• _Goal_: Using the records below, give the number of lines where the word "chromium" appears, with no further output.

• _Extracted records_:
——————————

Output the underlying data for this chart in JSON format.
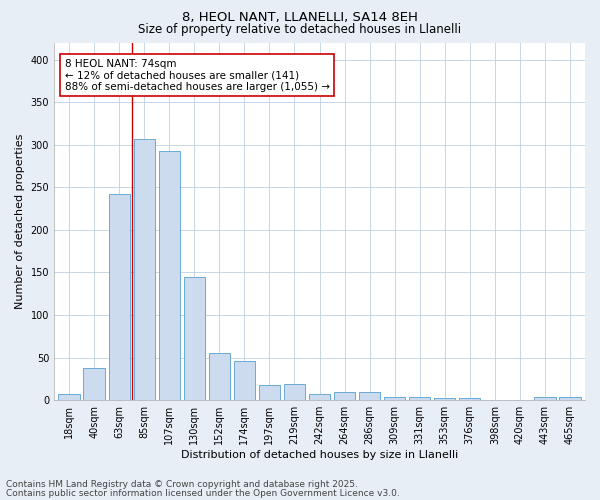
{
  "title1": "8, HEOL NANT, LLANELLI, SA14 8EH",
  "title2": "Size of property relative to detached houses in Llanelli",
  "xlabel": "Distribution of detached houses by size in Llanelli",
  "ylabel": "Number of detached properties",
  "categories": [
    "18sqm",
    "40sqm",
    "63sqm",
    "85sqm",
    "107sqm",
    "130sqm",
    "152sqm",
    "174sqm",
    "197sqm",
    "219sqm",
    "242sqm",
    "264sqm",
    "286sqm",
    "309sqm",
    "331sqm",
    "353sqm",
    "376sqm",
    "398sqm",
    "420sqm",
    "443sqm",
    "465sqm"
  ],
  "values": [
    7,
    38,
    242,
    307,
    293,
    145,
    55,
    46,
    18,
    19,
    7,
    10,
    10,
    4,
    4,
    3,
    3,
    0,
    0,
    4,
    4
  ],
  "bar_color": "#ccdcee",
  "bar_edge_color": "#6aaad4",
  "bar_edge_width": 0.7,
  "grid_color": "#c0d0e0",
  "background_color": "#e8eef6",
  "plot_bg_color": "#ffffff",
  "red_line_x": 2.5,
  "annotation_line1": "8 HEOL NANT: 74sqm",
  "annotation_line2": "← 12% of detached houses are smaller (141)",
  "annotation_line3": "88% of semi-detached houses are larger (1,055) →",
  "annotation_box_color": "#ffffff",
  "annotation_box_edge": "#cc0000",
  "footnote1": "Contains HM Land Registry data © Crown copyright and database right 2025.",
  "footnote2": "Contains public sector information licensed under the Open Government Licence v3.0.",
  "ylim": [
    0,
    420
  ],
  "yticks": [
    0,
    50,
    100,
    150,
    200,
    250,
    300,
    350,
    400
  ],
  "title_fontsize": 9.5,
  "subtitle_fontsize": 8.5,
  "axis_label_fontsize": 8,
  "tick_fontsize": 7,
  "annotation_fontsize": 7.5,
  "footnote_fontsize": 6.5
}
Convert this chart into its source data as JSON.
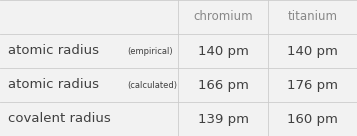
{
  "columns": [
    "",
    "chromium",
    "titanium"
  ],
  "rows": [
    {
      "label_main": "atomic radius",
      "label_sub": "(empirical)",
      "chromium": "140 pm",
      "titanium": "140 pm"
    },
    {
      "label_main": "atomic radius",
      "label_sub": "(calculated)",
      "chromium": "166 pm",
      "titanium": "176 pm"
    },
    {
      "label_main": "covalent radius",
      "label_sub": "",
      "chromium": "139 pm",
      "titanium": "160 pm"
    }
  ],
  "background_color": "#f2f2f2",
  "header_text_color": "#888888",
  "cell_text_color": "#404040",
  "line_color": "#cccccc",
  "font_size_header": 8.5,
  "font_size_label_main": 9.5,
  "font_size_label_sub": 6.0,
  "font_size_data": 9.5
}
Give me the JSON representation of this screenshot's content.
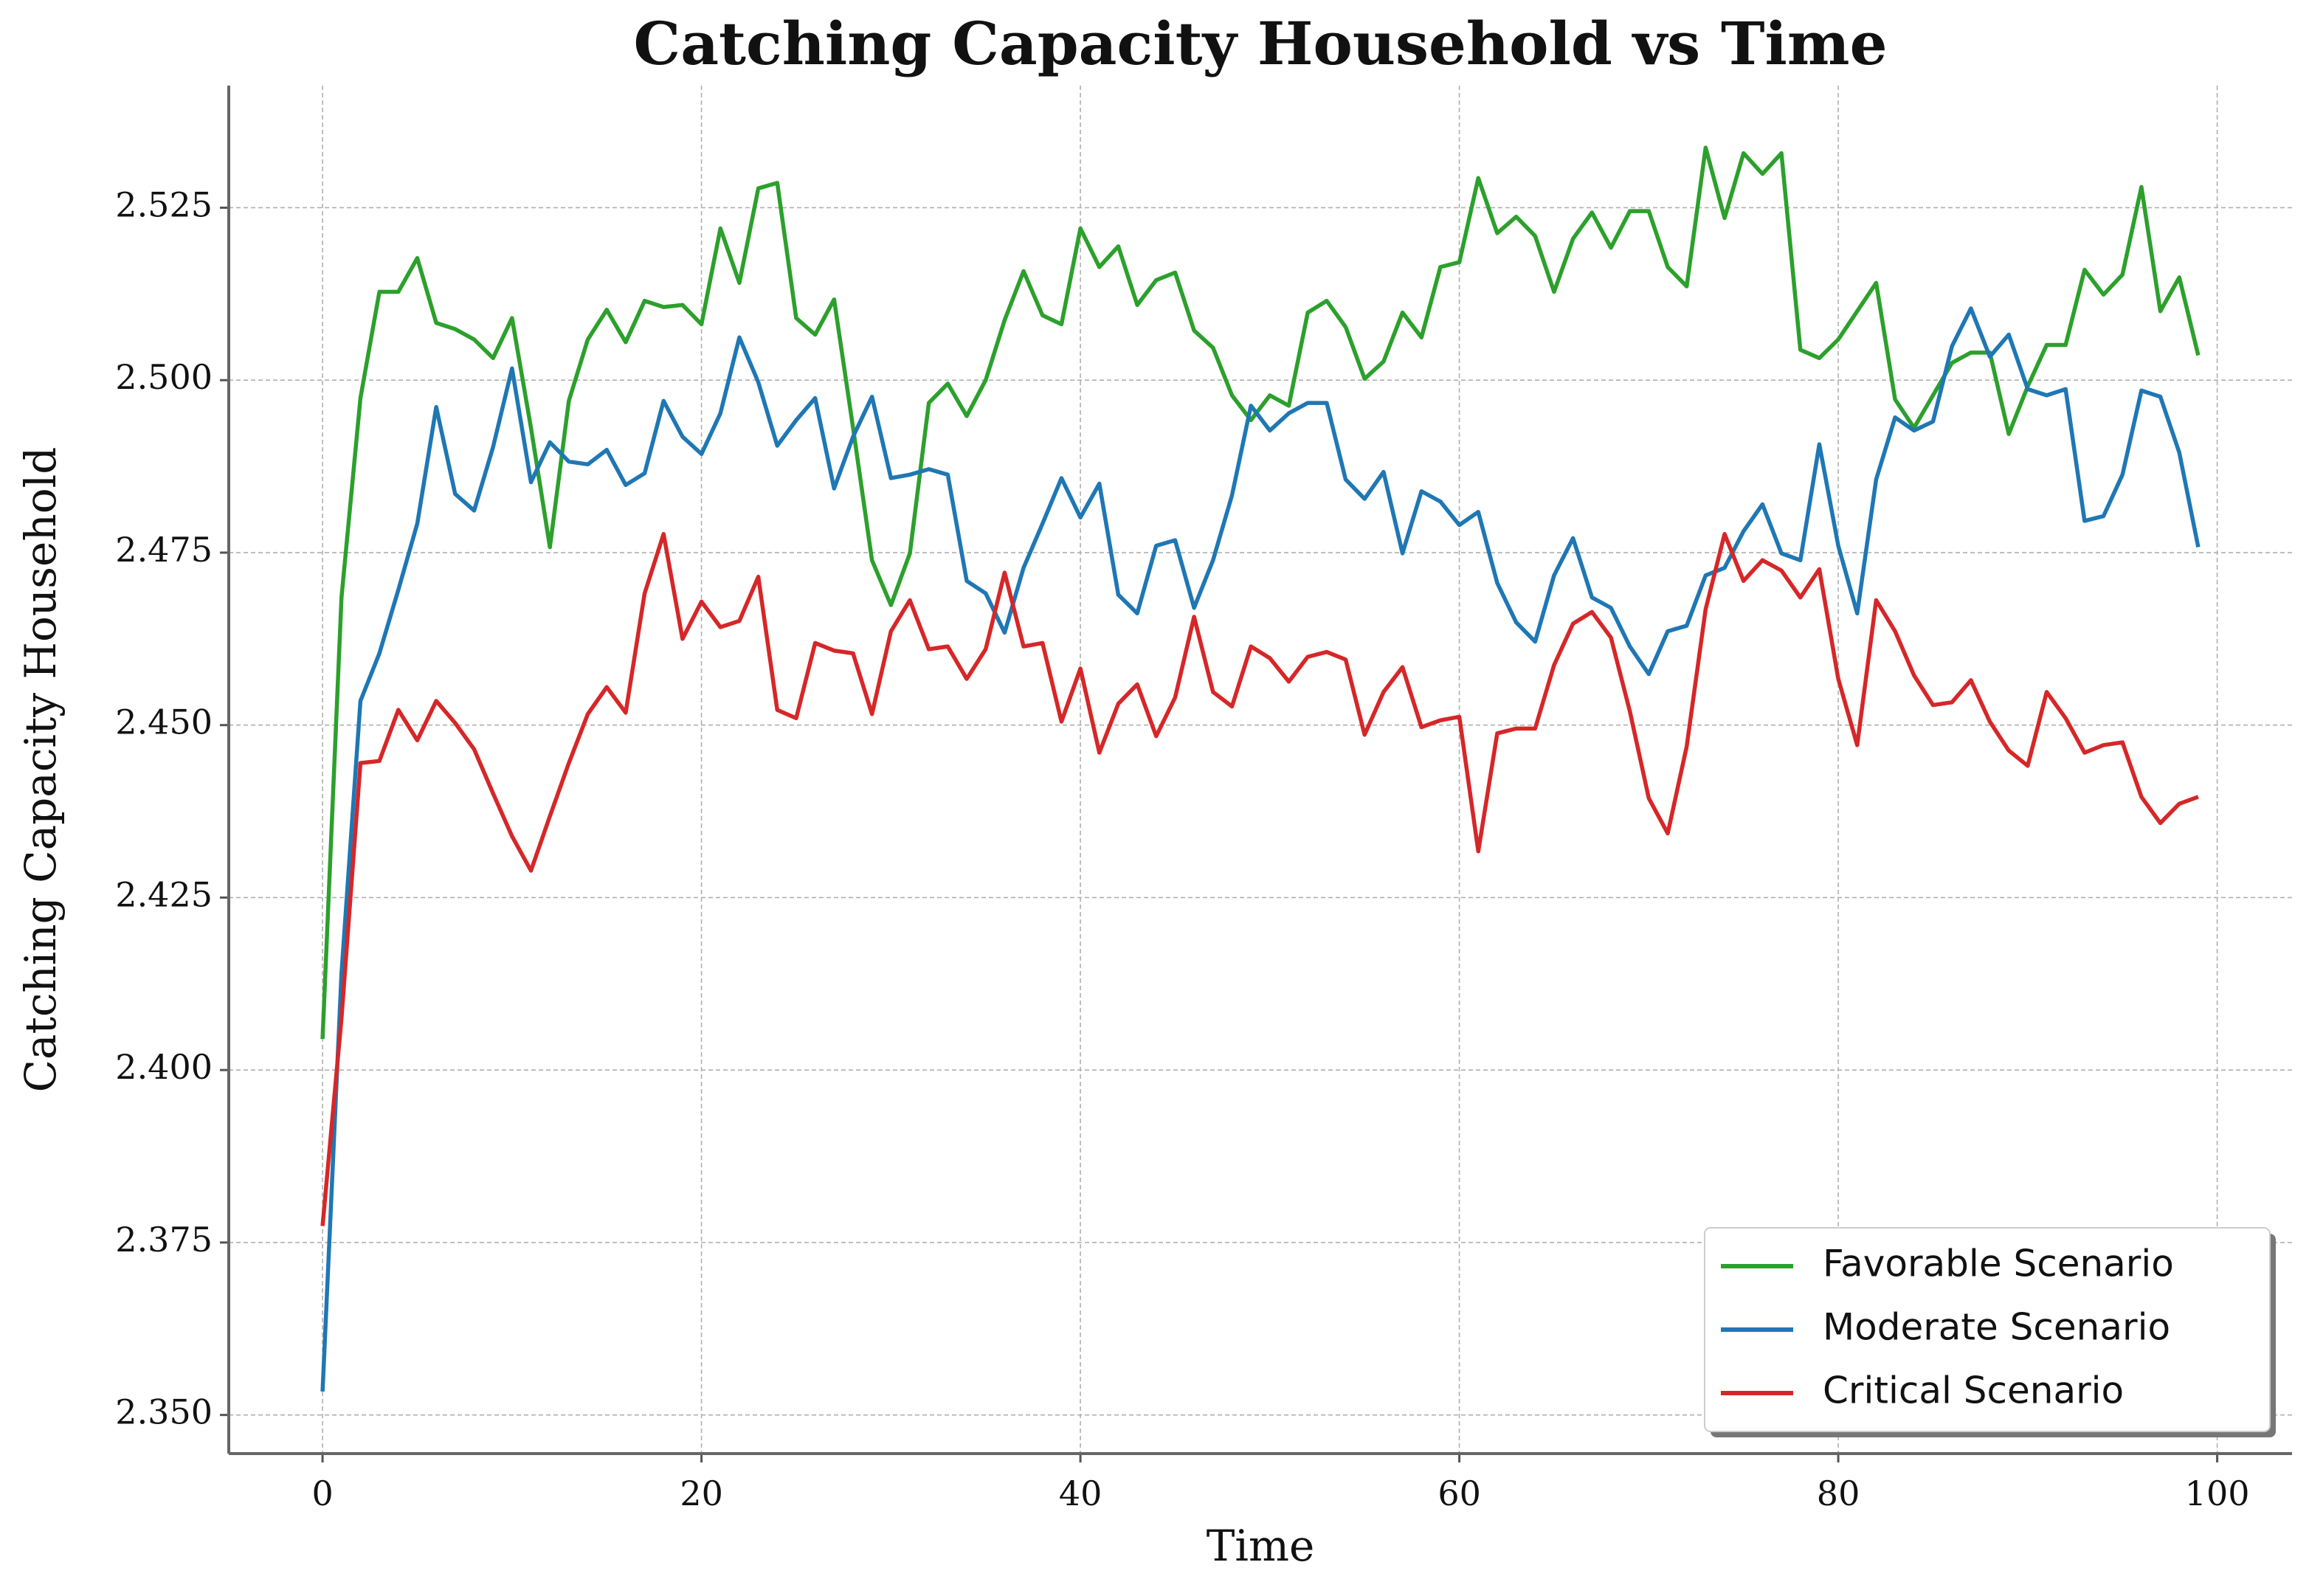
{
  "chart_data": {
    "type": "line",
    "title": "Catching Capacity Household vs Time",
    "x_label": "Time",
    "y_label": "Catching Capacity Household",
    "x": [
      0,
      1,
      2,
      3,
      4,
      5,
      6,
      7,
      8,
      9,
      10,
      11,
      12,
      13,
      14,
      15,
      16,
      17,
      18,
      19,
      20,
      21,
      22,
      23,
      24,
      25,
      26,
      27,
      28,
      29,
      30,
      31,
      32,
      33,
      34,
      35,
      36,
      37,
      38,
      39,
      40,
      41,
      42,
      43,
      44,
      45,
      46,
      47,
      48,
      49,
      50,
      51,
      52,
      53,
      54,
      55,
      56,
      57,
      58,
      59,
      60,
      61,
      62,
      63,
      64,
      65,
      66,
      67,
      68,
      69,
      70,
      71,
      72,
      73,
      74,
      75,
      76,
      77,
      78,
      79,
      80,
      81,
      82,
      83,
      84,
      85,
      86,
      87,
      88,
      89,
      90,
      91,
      92,
      93,
      94,
      95,
      96,
      97,
      98,
      99
    ],
    "series": [
      {
        "name": "Favorable Scenario",
        "color": "#2ca02c",
        "values": [
          2.4045,
          2.4685,
          2.4974,
          2.5128,
          2.5128,
          2.5177,
          2.5083,
          2.5074,
          2.5059,
          2.5032,
          2.509,
          2.4931,
          2.4758,
          2.497,
          2.5059,
          2.5102,
          2.5055,
          2.5115,
          2.5106,
          2.5109,
          2.5081,
          2.522,
          2.5141,
          2.5278,
          2.5286,
          2.509,
          2.5066,
          2.5117,
          2.4931,
          2.4739,
          2.4674,
          2.4749,
          2.4967,
          2.4995,
          2.4948,
          2.5,
          2.5087,
          2.5158,
          2.5094,
          2.5081,
          2.522,
          2.5164,
          2.5194,
          2.5109,
          2.5145,
          2.5156,
          2.5072,
          2.5047,
          2.4978,
          2.4942,
          2.4978,
          2.4963,
          2.5098,
          2.5115,
          2.5077,
          2.5002,
          2.5027,
          2.5098,
          2.5062,
          2.5164,
          2.5171,
          2.5293,
          2.5213,
          2.5237,
          2.5209,
          2.5128,
          2.5205,
          2.5243,
          2.5192,
          2.5245,
          2.5245,
          2.5164,
          2.5136,
          2.5337,
          2.5235,
          2.5329,
          2.5299,
          2.5329,
          2.5044,
          2.5032,
          2.5059,
          2.51,
          2.5141,
          2.4972,
          2.4931,
          2.4978,
          2.5025,
          2.504,
          2.504,
          2.4922,
          2.4991,
          2.5051,
          2.5051,
          2.516,
          2.5124,
          2.5153,
          2.528,
          2.51,
          2.5149,
          2.5036
        ]
      },
      {
        "name": "Moderate Scenario",
        "color": "#1f77b4",
        "values": [
          2.3534,
          2.414,
          2.4535,
          2.4604,
          2.4696,
          2.4792,
          2.4961,
          2.4835,
          2.4811,
          2.4903,
          2.5017,
          2.4852,
          2.491,
          2.4882,
          2.4878,
          2.4899,
          2.4848,
          2.4865,
          2.497,
          2.4918,
          2.4893,
          2.4952,
          2.5062,
          2.4997,
          2.4905,
          2.4942,
          2.4974,
          2.4843,
          2.4918,
          2.4976,
          2.4858,
          2.4863,
          2.4871,
          2.4863,
          2.4709,
          2.4691,
          2.4634,
          2.4728,
          2.4792,
          2.4858,
          2.4801,
          2.485,
          2.4689,
          2.4662,
          2.476,
          2.4768,
          2.467,
          2.4739,
          2.4833,
          2.4963,
          2.4927,
          2.4952,
          2.4967,
          2.4967,
          2.4856,
          2.4828,
          2.4867,
          2.4749,
          2.4839,
          2.4824,
          2.479,
          2.4809,
          2.4706,
          2.4649,
          2.4621,
          2.4717,
          2.4771,
          2.4685,
          2.467,
          2.4614,
          2.4574,
          2.4636,
          2.4644,
          2.4717,
          2.4728,
          2.4781,
          2.482,
          2.4749,
          2.4739,
          2.4907,
          2.476,
          2.4662,
          2.4856,
          2.4946,
          2.4927,
          2.494,
          2.5049,
          2.5104,
          2.5034,
          2.5066,
          2.4987,
          2.4978,
          2.4987,
          2.4796,
          2.4803,
          2.4863,
          2.4985,
          2.4976,
          2.4895,
          2.4758
        ]
      },
      {
        "name": "Critical Scenario",
        "color": "#d62728",
        "values": [
          2.3774,
          2.4075,
          2.4445,
          2.4448,
          2.4522,
          2.4478,
          2.4535,
          2.4503,
          2.4465,
          2.4401,
          2.4339,
          2.4289,
          2.4368,
          2.4445,
          2.4516,
          2.4555,
          2.4518,
          2.4691,
          2.4777,
          2.4625,
          2.4679,
          2.4642,
          2.4651,
          2.4715,
          2.4522,
          2.451,
          2.4619,
          2.4608,
          2.4604,
          2.4516,
          2.4636,
          2.4681,
          2.461,
          2.4614,
          2.4567,
          2.461,
          2.4721,
          2.4614,
          2.4619,
          2.4505,
          2.4582,
          2.446,
          2.4531,
          2.4559,
          2.4484,
          2.454,
          2.4657,
          2.4548,
          2.4527,
          2.4614,
          2.4597,
          2.4563,
          2.4599,
          2.4606,
          2.4595,
          2.4486,
          2.4548,
          2.4584,
          2.4497,
          2.4507,
          2.4512,
          2.4317,
          2.4488,
          2.4495,
          2.4495,
          2.4587,
          2.4647,
          2.4664,
          2.4627,
          2.452,
          2.4394,
          2.4343,
          2.4469,
          2.4668,
          2.4777,
          2.4709,
          2.4739,
          2.4724,
          2.4685,
          2.4726,
          2.4567,
          2.4471,
          2.4681,
          2.4636,
          2.4572,
          2.4529,
          2.4533,
          2.4565,
          2.4505,
          2.4463,
          2.4441,
          2.4548,
          2.451,
          2.446,
          2.4471,
          2.4475,
          2.4396,
          2.4358,
          2.4386,
          2.4396
        ]
      }
    ],
    "xlim": [
      -4.95,
      103.95
    ],
    "ylim": [
      2.3444,
      2.5427
    ],
    "xticks": [
      0,
      20,
      40,
      60,
      80,
      100
    ],
    "yticks": [
      {
        "value": 2.35,
        "label": "2.350"
      },
      2.375,
      {
        "value": 2.4,
        "label": "2.400"
      },
      2.425,
      {
        "value": 2.45,
        "label": "2.450"
      },
      2.475,
      {
        "value": 2.5,
        "label": "2.500"
      },
      2.525
    ],
    "grid": true,
    "legend": "lower right"
  }
}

——————————

• _Task output_: 4